▶ EXERCISE TASK:
Copy every line of the data that contains the string "parental".
#### SUPPLIED DATA
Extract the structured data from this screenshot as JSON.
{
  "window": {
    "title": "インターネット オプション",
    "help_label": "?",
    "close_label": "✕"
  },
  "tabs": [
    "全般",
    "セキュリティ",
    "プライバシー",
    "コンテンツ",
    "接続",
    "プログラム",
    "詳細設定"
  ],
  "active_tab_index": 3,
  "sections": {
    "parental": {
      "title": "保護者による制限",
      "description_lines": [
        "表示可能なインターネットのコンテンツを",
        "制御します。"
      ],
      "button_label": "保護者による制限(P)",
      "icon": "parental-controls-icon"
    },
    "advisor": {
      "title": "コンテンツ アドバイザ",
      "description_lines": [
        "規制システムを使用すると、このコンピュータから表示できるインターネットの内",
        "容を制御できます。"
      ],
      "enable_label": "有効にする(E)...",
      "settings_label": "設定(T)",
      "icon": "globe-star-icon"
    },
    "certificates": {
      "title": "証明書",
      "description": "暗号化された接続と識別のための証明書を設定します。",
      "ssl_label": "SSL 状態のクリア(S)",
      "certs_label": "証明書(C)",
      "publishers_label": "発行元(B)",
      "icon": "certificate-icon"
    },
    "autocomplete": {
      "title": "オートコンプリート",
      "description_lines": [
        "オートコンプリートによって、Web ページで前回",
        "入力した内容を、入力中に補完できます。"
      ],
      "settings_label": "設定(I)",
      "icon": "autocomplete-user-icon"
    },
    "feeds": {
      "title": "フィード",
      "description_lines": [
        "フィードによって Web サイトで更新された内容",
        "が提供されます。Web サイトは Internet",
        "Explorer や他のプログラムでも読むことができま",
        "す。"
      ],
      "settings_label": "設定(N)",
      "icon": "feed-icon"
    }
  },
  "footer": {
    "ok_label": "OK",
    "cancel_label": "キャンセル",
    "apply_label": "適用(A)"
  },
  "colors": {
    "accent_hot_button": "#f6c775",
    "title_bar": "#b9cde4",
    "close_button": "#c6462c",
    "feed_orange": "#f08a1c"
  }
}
########
▶ RESULT OF THE EXERCISE:
    "parental": {
      "icon": "parental-controls-icon"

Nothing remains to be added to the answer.